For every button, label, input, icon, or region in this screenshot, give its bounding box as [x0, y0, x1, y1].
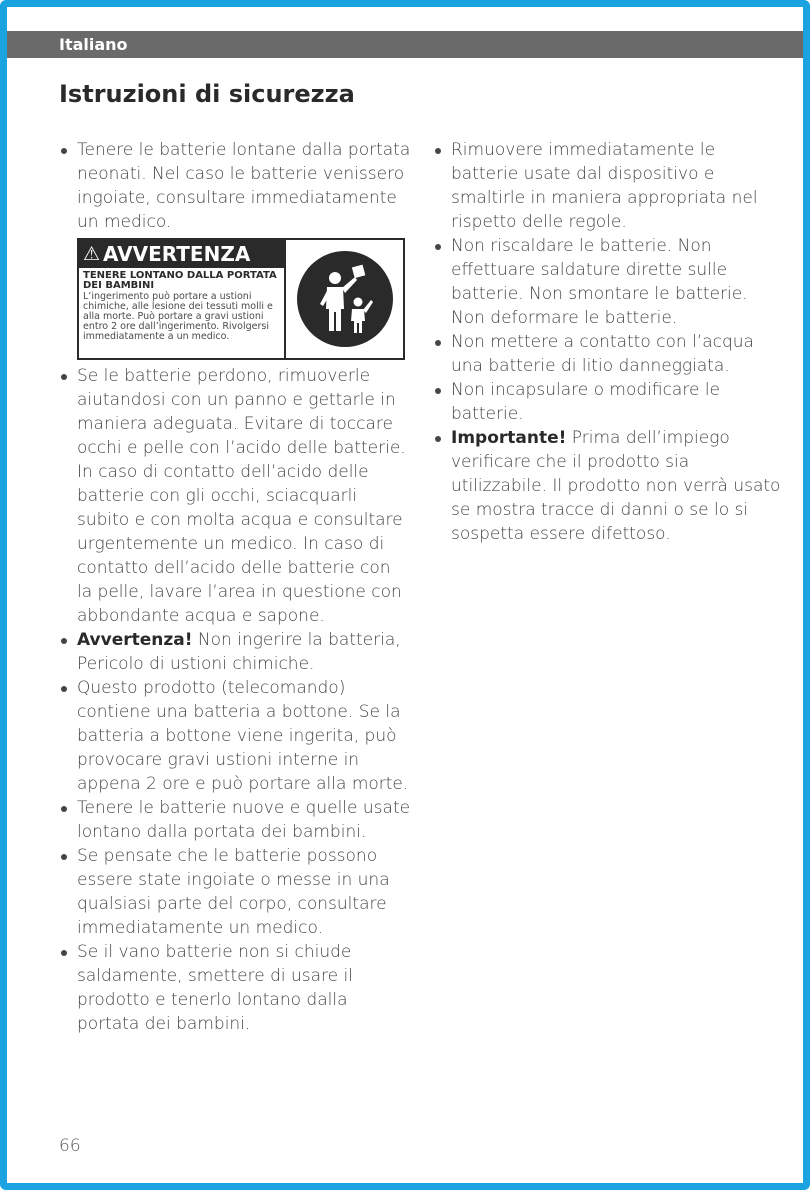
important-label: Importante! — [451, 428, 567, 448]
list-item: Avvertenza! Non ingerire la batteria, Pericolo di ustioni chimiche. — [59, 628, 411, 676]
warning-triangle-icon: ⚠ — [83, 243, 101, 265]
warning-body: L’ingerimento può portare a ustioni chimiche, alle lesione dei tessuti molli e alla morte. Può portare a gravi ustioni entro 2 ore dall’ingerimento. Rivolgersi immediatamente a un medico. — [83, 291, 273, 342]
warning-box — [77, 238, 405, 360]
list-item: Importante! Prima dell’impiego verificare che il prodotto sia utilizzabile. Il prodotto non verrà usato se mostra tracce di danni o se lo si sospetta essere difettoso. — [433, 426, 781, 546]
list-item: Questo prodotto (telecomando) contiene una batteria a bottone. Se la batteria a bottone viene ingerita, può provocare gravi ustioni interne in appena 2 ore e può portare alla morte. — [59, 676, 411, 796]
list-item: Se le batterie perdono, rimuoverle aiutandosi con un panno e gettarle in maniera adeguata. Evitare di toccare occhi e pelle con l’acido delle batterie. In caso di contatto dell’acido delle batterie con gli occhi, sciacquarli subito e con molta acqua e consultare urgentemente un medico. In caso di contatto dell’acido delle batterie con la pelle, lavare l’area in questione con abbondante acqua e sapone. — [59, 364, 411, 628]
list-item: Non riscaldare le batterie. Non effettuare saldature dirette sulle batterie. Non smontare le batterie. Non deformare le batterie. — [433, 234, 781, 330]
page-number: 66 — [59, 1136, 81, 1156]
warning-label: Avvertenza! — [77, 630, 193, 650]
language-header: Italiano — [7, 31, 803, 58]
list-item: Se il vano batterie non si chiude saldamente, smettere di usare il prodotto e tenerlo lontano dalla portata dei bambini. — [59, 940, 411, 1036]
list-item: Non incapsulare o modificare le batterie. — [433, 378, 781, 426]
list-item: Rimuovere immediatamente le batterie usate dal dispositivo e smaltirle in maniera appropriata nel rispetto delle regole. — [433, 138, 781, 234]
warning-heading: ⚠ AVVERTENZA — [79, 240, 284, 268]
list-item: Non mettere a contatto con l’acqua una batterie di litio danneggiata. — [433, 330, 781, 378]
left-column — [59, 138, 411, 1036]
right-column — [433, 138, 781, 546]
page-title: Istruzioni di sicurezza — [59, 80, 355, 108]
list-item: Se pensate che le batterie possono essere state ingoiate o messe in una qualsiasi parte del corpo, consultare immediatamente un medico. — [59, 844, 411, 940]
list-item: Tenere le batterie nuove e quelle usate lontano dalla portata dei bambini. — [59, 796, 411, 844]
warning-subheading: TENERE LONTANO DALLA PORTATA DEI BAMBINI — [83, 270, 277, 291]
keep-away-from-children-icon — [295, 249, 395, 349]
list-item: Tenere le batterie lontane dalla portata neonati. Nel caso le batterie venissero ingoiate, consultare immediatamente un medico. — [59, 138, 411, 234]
^^^^^^^^^^^^^^^^
WHAT THE EXERCISE ASKS =>
Swap "screenshot" for "page image" in all of the lines above and write them out again with nothing else changed. Omit the pictures.

THE RESPONSE =>
For every button, label, input, icon, or region in this page image, give its bounding box as [x0, y0, x1, y1].
important-label: Importante! — [451, 428, 567, 448]
list-item: Avvertenza! Non ingerire la batteria, Pericolo di ustioni chimiche. — [59, 628, 411, 676]
warning-triangle-icon: ⚠ — [83, 243, 101, 265]
warning-body: L’ingerimento può portare a ustioni chimiche, alle lesione dei tessuti molli e alla morte. Può portare a gravi ustioni entro 2 ore dall’ingerimento. Rivolgersi immediatamente a un medico. — [83, 291, 273, 342]
warning-box — [77, 238, 405, 360]
list-item: Importante! Prima dell’impiego verificare che il prodotto sia utilizzabile. Il prodotto non verrà usato se mostra tracce di danni o se lo si sospetta essere difettoso. — [433, 426, 781, 546]
list-item: Questo prodotto (telecomando) contiene una batteria a bottone. Se la batteria a bottone viene ingerita, può provocare gravi ustioni interne in appena 2 ore e può portare alla morte. — [59, 676, 411, 796]
list-item: Se le batterie perdono, rimuoverle aiutandosi con un panno e gettarle in maniera adeguata. Evitare di toccare occhi e pelle con l’acido delle batterie. In caso di contatto dell’acido delle batterie con gli occhi, sciacquarli subito e con molta acqua e consultare urgentemente un medico. In caso di contatto dell’acido delle batterie con la pelle, lavare l’area in questione con abbondante acqua e sapone. — [59, 364, 411, 628]
list-item: Non riscaldare le batterie. Non effettuare saldature dirette sulle batterie. Non smontare le batterie. Non deformare le batterie. — [433, 234, 781, 330]
page-number: 66 — [59, 1136, 81, 1156]
warning-label: Avvertenza! — [77, 630, 193, 650]
language-header: Italiano — [7, 31, 803, 58]
list-item: Se il vano batterie non si chiude saldamente, smettere di usare il prodotto e tenerlo lontano dalla portata dei bambini. — [59, 940, 411, 1036]
list-item: Non incapsulare o modificare le batterie. — [433, 378, 781, 426]
list-item: Rimuovere immediatamente le batterie usate dal dispositivo e smaltirle in maniera appropriata nel rispetto delle regole. — [433, 138, 781, 234]
warning-heading: ⚠ AVVERTENZA — [79, 240, 284, 268]
list-item: Non mettere a contatto con l’acqua una batterie di litio danneggiata. — [433, 330, 781, 378]
left-column — [59, 138, 411, 1036]
right-column — [433, 138, 781, 546]
page-title: Istruzioni di sicurezza — [59, 80, 355, 108]
list-item: Se pensate che le batterie possono essere state ingoiate o messe in una qualsiasi parte del corpo, consultare immediatamente un medico. — [59, 844, 411, 940]
list-item: Tenere le batterie nuove e quelle usate lontano dalla portata dei bambini. — [59, 796, 411, 844]
warning-subheading: TENERE LONTANO DALLA PORTATA DEI BAMBINI — [83, 270, 277, 291]
keep-away-from-children-icon — [295, 249, 395, 349]
list-item: Tenere le batterie lontane dalla portata neonati. Nel caso le batterie venissero ingoiate, consultare immediatamente un medico. — [59, 138, 411, 234]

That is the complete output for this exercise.